***** PASSAGE *****

In Facilitating Breakthrough, Kahane describes the process of transformative facilitation - "a structured and creative way to help diverse groups remove obstacles, bridge differences, and move forward together…enab[ling] breakthrough". In essence, Kahane explains, transfomative facilitation requires three elements - contribution (empowering participants to enable their contributions); connection (through creating inclusion and belonging); and equity (by creating an egalitarian and respectful culture within the group).
Kahane notes that in many organisations, "the default way of addressing…challenges [that arise in achieving a particular mission] is through forcing: the bosses decide what needs to happen and make that happen, whether or not their subordinates agree. Often people choose adapting: going along with things they don't agree with because they don't think they can change these things. Other times, people choose exiting: quitting their jobs because they don't like what's happening, don't think they can change it, and aren't willing to live with it. But….people often also choose the multilateral option: collaborating within and across organisational teams and departments to get things done cooperatively and creatively. Facilitation is necessary when people want to collaborate to create change."
Transformative facilitation entails shifting between vertical and horizontal approaches to facilitation, depending on where the group is at, whether the group is stuck in rigidity and domination or in fragmentation and gridlock. Where the vertical is top down, hierarchical, emphasising coordination and cohesion, the latter is bottom up - participants' different understanding of the problem, their separate decisions on how to proceed - and focusses on individual autonomy and equality. Vertical facilitation is what most organisations employ because "verticality is the dominant organising principle of most organisations; vertical facilitation is also comforting for facilitators since it gives them more control and predictability over the process.
Kahane explains that in transformative facilitation, the facilitator makes both vertical and horizontal moves to remove structural obstacles to contribution, connection and equity. All collaborations must address five questions; transformative facilitation answers these questions by shifting between vertical and horizontal approaches:
- How do we see our situation: the facilitator helps participants cycle between advocating and inquiring. To do so, the facilitator must pay attention to what is happening and what is needed in the situation and in the group
- How do we define success: the facilitator helps participants cycle between concluding and advancing. To do so, the facilitator needs to discern - to pay attention to when the group needs to slow down to agree, when to keep moving forward without or with only partial agreement, and when to stop and end. Here, Kahane notes that collaborations often require nonagreement as well as agreement - you can collaborate with those that you do not agree with; it is about finding ways to move forward while staying in relationship.
- How will get from here to there: the facilitator helps participants cycle between mapping and discovering. The facilitator needs to adapt - to pay attention to when to persist in following a planned route and when to pivot to try a new one. Given that collaborations might sometimes require people to team with those they don't agree with, like or trust, collaborating "does not involve a single choice - whether to join a team - but a series of them"

*****

→ **WRITTEN EXERCISE**
Extend the passage on transformative facilitation, picking up right after its final sentence. The rows that come next are separate material, unrelated to the passage on transformative facilitation.

***** PROVIDED MATERIAL *****

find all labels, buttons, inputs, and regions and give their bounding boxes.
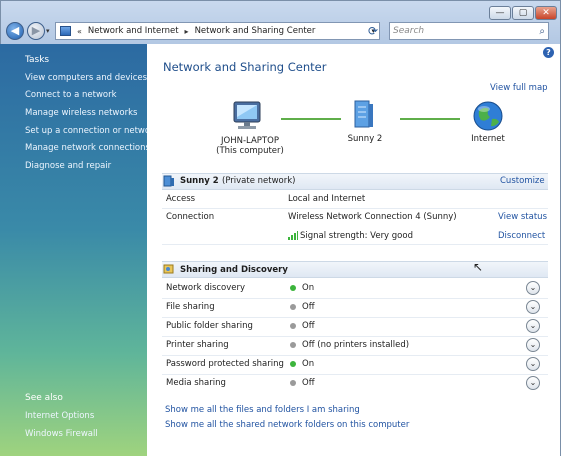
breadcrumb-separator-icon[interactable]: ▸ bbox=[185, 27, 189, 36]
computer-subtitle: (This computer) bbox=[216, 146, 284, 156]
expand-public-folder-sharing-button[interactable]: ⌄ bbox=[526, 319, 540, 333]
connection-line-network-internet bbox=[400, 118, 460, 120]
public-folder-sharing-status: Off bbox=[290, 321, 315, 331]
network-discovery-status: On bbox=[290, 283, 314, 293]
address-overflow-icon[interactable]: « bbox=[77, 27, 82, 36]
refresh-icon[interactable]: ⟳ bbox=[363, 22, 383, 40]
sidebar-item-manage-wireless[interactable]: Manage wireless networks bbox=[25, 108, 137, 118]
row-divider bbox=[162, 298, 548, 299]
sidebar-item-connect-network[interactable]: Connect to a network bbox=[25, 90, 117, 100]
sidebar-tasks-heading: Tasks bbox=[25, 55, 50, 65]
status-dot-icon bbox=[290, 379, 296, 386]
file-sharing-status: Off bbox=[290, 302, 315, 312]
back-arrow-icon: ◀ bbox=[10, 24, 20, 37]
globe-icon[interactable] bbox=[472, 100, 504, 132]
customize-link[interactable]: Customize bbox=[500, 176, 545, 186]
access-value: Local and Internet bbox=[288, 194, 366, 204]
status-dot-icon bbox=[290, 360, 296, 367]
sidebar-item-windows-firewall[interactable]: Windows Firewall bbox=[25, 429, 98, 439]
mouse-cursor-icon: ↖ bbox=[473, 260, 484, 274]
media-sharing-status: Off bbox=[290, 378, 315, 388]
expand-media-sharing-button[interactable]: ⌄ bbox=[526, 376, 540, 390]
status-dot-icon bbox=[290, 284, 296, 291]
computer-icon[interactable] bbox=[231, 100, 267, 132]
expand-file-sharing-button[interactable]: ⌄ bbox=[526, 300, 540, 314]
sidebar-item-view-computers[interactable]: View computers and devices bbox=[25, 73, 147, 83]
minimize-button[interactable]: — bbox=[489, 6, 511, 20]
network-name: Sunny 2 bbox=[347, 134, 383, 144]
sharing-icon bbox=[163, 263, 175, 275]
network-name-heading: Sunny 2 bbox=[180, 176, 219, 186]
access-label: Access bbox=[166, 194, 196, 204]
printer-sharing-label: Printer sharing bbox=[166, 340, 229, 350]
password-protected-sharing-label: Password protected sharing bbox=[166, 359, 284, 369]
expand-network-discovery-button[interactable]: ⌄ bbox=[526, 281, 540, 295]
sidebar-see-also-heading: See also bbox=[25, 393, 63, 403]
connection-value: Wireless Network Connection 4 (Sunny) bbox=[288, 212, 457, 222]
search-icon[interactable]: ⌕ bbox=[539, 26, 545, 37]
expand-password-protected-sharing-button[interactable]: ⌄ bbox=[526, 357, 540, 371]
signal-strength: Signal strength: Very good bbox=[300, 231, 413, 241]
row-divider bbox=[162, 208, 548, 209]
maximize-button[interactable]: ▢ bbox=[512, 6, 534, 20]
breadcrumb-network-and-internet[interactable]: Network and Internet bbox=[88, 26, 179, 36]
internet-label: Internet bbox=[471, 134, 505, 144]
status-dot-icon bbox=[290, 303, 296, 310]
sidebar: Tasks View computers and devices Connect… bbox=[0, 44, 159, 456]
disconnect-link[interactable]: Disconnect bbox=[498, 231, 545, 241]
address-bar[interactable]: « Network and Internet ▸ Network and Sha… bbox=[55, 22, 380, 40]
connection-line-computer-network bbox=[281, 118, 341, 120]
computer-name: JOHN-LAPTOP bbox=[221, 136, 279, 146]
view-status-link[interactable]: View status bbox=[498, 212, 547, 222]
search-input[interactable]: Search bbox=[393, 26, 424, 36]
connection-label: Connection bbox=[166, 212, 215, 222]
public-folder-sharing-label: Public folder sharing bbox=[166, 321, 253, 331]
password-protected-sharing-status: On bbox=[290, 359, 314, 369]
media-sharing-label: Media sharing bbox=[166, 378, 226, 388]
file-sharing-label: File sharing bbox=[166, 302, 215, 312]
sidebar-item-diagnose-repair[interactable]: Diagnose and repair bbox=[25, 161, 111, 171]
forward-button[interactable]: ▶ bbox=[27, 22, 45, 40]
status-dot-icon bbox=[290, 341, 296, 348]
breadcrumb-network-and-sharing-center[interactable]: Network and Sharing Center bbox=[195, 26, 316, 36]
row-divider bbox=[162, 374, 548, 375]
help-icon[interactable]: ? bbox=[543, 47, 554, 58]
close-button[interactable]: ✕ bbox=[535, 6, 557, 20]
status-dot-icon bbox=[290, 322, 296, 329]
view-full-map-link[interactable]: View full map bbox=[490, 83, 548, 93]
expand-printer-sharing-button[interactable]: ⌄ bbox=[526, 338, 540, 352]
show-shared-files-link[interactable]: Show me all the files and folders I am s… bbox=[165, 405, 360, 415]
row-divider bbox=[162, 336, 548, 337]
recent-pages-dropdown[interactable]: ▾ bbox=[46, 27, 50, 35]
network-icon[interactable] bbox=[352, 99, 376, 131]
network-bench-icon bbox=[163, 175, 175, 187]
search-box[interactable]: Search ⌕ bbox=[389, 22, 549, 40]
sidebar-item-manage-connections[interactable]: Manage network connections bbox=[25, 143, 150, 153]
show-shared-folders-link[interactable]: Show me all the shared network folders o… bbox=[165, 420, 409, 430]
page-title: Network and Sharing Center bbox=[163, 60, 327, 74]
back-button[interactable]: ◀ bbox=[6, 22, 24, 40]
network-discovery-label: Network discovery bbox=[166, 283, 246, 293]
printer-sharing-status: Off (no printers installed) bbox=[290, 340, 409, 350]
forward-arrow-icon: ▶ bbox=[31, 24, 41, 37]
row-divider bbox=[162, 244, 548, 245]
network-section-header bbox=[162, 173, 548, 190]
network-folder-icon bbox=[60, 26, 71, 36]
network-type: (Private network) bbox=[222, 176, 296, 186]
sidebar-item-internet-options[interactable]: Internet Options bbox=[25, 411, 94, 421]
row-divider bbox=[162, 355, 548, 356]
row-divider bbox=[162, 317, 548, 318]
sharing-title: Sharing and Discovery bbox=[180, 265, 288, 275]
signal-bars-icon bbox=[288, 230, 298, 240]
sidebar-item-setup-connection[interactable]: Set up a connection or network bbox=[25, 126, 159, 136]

*****
***** PROVIDED MATERIAL *****

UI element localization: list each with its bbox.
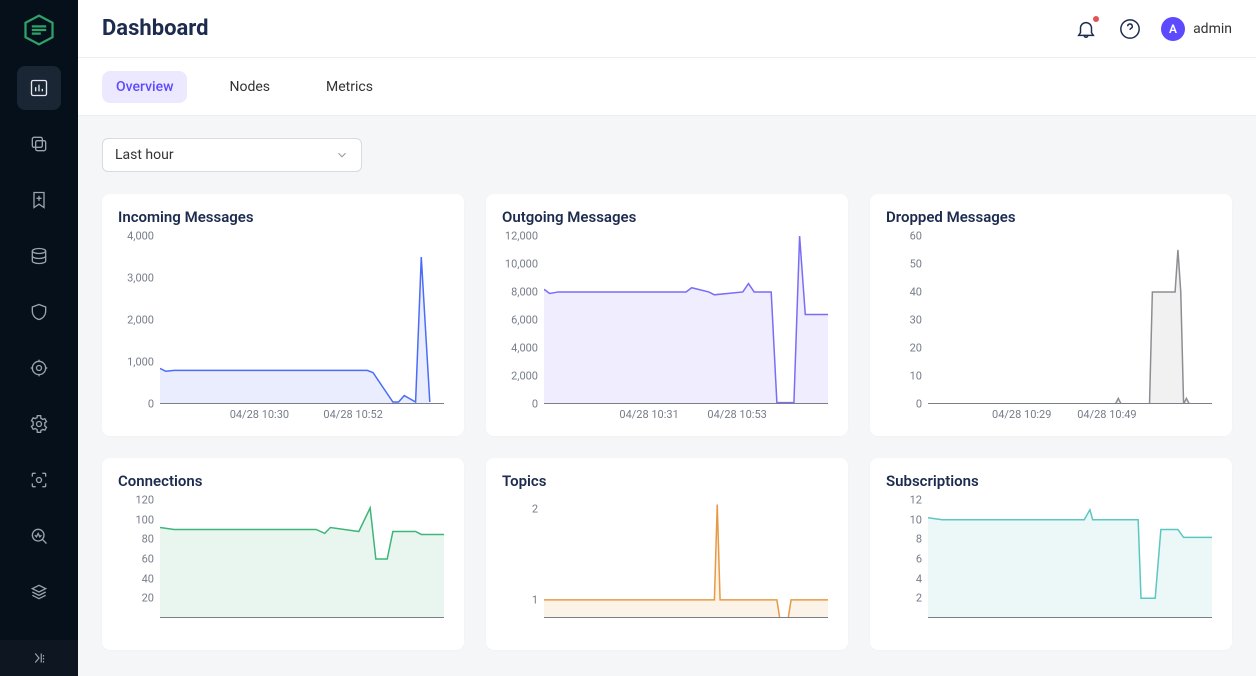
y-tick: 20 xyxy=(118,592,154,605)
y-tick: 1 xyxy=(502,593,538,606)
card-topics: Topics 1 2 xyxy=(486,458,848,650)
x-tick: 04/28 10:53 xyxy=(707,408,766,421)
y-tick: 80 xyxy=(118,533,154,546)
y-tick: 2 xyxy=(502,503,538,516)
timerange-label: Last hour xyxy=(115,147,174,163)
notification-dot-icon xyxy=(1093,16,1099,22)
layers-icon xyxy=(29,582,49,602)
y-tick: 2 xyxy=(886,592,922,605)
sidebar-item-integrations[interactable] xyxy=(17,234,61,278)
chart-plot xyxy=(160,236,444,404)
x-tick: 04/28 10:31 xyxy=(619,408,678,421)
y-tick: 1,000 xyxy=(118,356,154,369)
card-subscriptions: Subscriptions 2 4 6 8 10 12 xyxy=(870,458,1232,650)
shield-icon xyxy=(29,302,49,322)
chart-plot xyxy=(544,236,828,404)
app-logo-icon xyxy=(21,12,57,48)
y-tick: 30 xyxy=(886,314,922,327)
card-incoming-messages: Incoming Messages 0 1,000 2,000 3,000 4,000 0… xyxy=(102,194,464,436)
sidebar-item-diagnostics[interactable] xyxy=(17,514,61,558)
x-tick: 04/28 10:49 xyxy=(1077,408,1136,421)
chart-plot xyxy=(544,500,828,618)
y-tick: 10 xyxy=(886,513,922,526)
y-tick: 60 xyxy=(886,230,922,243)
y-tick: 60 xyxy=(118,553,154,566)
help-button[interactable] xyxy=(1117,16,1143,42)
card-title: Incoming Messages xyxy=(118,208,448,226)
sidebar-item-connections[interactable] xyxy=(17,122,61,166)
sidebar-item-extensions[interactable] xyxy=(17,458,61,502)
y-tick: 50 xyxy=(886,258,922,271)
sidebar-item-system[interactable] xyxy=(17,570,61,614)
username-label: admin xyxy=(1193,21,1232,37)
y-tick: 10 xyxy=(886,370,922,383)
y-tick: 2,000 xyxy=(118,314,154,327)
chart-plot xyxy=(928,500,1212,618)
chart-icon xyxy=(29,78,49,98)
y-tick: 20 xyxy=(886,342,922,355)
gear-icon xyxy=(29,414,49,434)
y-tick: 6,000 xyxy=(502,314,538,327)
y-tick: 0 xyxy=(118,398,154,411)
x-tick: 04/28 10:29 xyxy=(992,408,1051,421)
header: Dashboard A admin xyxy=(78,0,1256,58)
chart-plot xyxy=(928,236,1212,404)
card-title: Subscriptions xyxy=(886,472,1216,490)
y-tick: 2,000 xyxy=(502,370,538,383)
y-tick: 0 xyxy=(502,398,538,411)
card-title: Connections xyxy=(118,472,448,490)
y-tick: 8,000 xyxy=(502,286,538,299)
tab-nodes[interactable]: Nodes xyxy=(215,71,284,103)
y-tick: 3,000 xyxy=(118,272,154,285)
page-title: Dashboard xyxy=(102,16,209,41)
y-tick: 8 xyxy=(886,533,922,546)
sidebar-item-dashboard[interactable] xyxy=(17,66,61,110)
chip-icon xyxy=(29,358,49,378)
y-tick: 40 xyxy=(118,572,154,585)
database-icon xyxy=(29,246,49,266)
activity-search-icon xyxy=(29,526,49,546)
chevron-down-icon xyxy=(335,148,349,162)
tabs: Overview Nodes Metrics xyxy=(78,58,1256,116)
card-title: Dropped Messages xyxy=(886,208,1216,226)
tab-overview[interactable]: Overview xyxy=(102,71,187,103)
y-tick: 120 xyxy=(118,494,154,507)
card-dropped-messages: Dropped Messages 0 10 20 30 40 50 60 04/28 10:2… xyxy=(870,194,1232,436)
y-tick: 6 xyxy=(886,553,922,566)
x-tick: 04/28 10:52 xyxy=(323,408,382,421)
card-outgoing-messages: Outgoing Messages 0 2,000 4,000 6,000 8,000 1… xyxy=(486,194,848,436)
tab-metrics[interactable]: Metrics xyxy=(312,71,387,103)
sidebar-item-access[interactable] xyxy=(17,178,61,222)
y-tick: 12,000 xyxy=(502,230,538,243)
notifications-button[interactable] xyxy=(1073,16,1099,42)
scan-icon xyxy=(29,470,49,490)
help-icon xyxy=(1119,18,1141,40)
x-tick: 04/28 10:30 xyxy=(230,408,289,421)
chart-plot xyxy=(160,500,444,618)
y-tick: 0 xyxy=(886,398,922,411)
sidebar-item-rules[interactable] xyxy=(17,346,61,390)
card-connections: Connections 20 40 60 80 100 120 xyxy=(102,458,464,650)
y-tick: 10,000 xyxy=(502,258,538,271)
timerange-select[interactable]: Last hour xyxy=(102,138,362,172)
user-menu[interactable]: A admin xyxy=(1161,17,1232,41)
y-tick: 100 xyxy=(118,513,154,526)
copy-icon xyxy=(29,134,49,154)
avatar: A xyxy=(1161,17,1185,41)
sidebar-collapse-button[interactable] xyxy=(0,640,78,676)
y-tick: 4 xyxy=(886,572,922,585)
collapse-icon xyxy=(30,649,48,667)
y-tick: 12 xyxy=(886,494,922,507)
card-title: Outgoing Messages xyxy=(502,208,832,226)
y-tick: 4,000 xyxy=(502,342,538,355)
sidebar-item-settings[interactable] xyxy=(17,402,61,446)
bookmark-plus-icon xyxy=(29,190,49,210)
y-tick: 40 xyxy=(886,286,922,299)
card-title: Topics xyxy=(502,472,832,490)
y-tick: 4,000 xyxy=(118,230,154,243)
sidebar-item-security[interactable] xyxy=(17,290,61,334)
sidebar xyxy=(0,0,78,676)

*****
***** PROVIDED MATERIAL *****

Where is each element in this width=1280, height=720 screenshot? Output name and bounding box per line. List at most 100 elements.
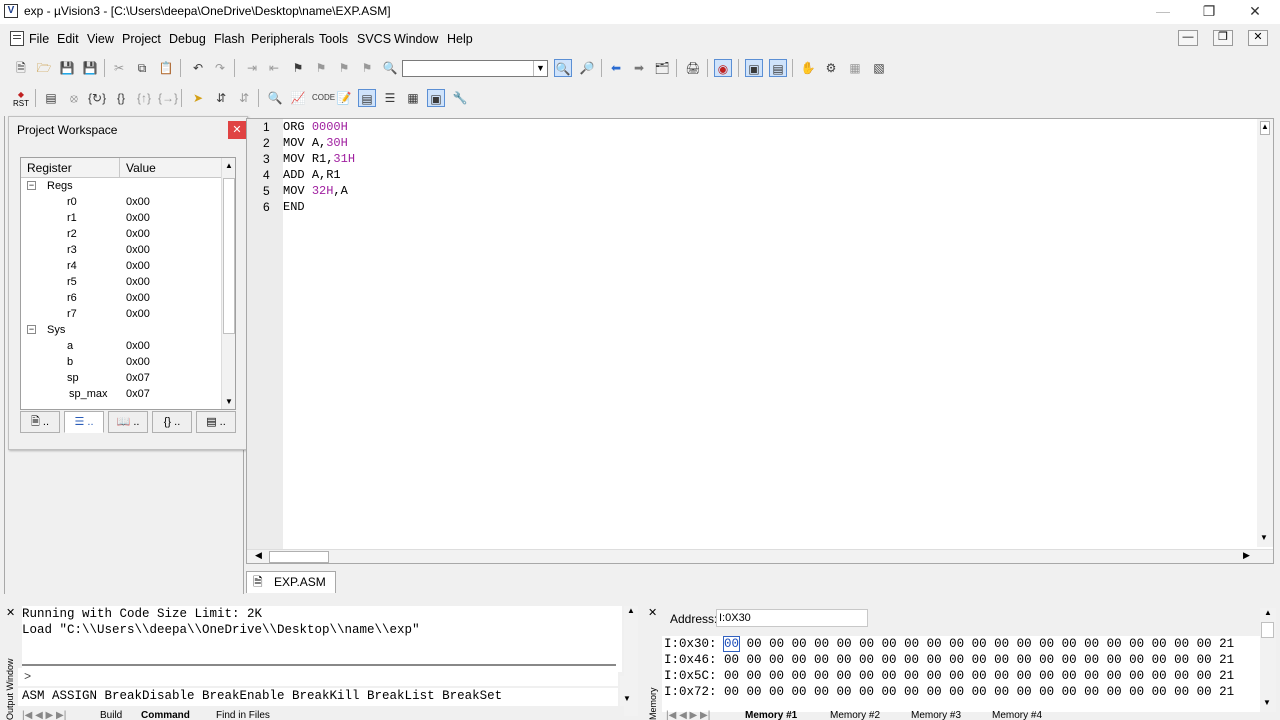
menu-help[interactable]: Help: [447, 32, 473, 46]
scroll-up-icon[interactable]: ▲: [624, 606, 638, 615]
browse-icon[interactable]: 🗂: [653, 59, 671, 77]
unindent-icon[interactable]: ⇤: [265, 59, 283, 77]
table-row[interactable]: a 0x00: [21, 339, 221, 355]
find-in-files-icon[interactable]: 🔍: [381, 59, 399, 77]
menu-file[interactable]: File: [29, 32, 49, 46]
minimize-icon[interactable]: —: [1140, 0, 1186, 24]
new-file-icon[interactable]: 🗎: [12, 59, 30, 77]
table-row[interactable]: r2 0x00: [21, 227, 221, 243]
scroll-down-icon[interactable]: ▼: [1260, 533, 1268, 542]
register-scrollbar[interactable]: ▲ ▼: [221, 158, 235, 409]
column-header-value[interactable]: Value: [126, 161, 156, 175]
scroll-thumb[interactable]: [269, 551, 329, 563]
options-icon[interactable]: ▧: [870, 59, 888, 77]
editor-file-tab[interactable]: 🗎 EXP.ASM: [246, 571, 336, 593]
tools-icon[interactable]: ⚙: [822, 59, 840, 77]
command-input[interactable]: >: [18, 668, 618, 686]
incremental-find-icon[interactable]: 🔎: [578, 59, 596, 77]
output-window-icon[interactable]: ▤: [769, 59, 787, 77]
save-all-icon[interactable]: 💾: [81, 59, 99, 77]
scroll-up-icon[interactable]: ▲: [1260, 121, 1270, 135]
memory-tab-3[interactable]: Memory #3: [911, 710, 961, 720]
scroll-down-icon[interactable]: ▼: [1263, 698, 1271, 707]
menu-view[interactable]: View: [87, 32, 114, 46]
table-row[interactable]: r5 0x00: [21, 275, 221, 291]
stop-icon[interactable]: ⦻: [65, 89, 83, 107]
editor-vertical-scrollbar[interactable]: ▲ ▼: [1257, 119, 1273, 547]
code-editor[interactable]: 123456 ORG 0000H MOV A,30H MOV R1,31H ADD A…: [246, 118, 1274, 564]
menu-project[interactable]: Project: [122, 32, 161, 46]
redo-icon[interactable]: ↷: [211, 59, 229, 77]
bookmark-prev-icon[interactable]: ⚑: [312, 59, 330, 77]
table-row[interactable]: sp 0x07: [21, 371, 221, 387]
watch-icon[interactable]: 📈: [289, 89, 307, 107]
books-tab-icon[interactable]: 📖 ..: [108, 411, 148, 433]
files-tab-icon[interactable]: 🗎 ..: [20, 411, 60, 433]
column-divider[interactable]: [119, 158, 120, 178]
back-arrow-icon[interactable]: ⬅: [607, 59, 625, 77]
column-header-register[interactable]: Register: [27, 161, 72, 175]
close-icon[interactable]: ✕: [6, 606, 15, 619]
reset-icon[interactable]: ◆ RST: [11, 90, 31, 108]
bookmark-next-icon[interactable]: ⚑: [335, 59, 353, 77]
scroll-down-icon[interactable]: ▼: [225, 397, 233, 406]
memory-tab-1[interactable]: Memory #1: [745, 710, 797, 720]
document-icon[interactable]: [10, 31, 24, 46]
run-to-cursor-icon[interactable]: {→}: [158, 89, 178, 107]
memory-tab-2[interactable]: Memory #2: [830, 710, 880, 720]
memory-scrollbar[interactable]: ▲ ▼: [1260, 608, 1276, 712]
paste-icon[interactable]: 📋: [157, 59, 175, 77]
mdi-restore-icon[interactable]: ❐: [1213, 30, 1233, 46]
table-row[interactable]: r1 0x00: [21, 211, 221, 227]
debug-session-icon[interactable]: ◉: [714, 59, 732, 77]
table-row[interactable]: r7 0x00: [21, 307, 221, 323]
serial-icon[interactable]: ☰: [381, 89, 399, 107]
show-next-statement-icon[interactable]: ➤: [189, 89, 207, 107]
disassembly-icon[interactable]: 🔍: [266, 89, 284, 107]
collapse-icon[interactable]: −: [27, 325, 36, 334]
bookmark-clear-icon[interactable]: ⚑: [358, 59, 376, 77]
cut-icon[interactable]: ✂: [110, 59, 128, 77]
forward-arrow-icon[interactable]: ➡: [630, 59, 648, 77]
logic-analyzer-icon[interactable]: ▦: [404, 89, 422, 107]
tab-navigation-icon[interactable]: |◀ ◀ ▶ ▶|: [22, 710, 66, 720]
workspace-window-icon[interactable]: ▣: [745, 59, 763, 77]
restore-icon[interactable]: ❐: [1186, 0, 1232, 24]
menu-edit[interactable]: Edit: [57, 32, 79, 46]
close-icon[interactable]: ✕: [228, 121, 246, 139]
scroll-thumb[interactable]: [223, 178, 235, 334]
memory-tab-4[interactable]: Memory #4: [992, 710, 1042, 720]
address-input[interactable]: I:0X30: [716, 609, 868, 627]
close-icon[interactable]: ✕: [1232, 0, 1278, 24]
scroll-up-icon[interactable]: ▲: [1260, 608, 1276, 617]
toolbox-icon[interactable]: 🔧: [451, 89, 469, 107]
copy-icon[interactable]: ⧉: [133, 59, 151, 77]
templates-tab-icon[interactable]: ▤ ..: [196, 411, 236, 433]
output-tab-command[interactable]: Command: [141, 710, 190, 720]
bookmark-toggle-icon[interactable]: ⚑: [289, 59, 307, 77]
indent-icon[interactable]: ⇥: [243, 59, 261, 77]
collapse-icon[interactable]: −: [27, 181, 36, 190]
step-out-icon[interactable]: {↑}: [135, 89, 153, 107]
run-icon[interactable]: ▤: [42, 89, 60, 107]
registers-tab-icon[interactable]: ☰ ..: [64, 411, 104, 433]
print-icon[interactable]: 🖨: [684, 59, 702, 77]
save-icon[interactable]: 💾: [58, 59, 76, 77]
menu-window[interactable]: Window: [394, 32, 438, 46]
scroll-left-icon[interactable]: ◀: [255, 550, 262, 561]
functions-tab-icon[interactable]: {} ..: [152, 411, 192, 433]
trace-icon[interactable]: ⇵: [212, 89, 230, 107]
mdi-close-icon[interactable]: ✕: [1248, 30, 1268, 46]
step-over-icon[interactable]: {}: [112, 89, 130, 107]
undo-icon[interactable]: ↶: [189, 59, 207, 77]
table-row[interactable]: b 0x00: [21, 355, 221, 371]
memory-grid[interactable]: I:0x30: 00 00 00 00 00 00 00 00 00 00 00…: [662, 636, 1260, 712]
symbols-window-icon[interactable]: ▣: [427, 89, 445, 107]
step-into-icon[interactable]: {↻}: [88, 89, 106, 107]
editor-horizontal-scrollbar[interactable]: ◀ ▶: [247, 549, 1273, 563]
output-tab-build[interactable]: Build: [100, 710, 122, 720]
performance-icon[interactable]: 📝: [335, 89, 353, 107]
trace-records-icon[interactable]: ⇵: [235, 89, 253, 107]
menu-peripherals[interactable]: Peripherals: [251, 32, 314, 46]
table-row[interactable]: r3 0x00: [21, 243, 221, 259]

*****

→ **EXERCISE ANSWER**
- How do we decide who does what: the facilitator helps participants cycle between directing and accompanying by serving the participants, paying attention to when they need firm instruction and when they need relaxed support
- How do we understand our role: the facilitator helps participants cycle between standing outside the problematic situation and standing inside it; the facilitator needs to partner by paying attention to when to focus on being apart from the group and situation and when to focus on being part of it.
Kahane's book is illuminating on many fronts. It points out patterns and dynamics that are instantly recognisable to people working in organisations and other systems. Like:
"Many people…assume that someone is or should be in control and able to provide everyone else simplicity, stability and security. When things don't go as these people think they should, they lament, "Why don't they" - the government, the bosses, the leaders - "just…". The model of command-and-control, directive, vertical leadership is familiar and straightforward, so it's a popular default. People may wish that it could work, but it many situations it can't, for two interrelated reasons. First, people face situations characterised by irreducible volatility, uncertainty, complexity and ambiguity - and thus out of their control. Second, in many societies and organisations, people are less bound by hierarchies and less deferential, so they're harder to control…Directing by itself has limitations…[you] need other to connect to the understanding and will that inspires them to act of their own volition."
And the concept of transformative facilitation and how it entails adapting to the changing context and cycling different poles makes a lot of sense. The struggle is translating this to practice - what does it mean, what do you do, to shift from advocating and inquiring and vice versa, between concluding and advancing, mapping and discovering, directing and accompanying, standing outside and standing inside?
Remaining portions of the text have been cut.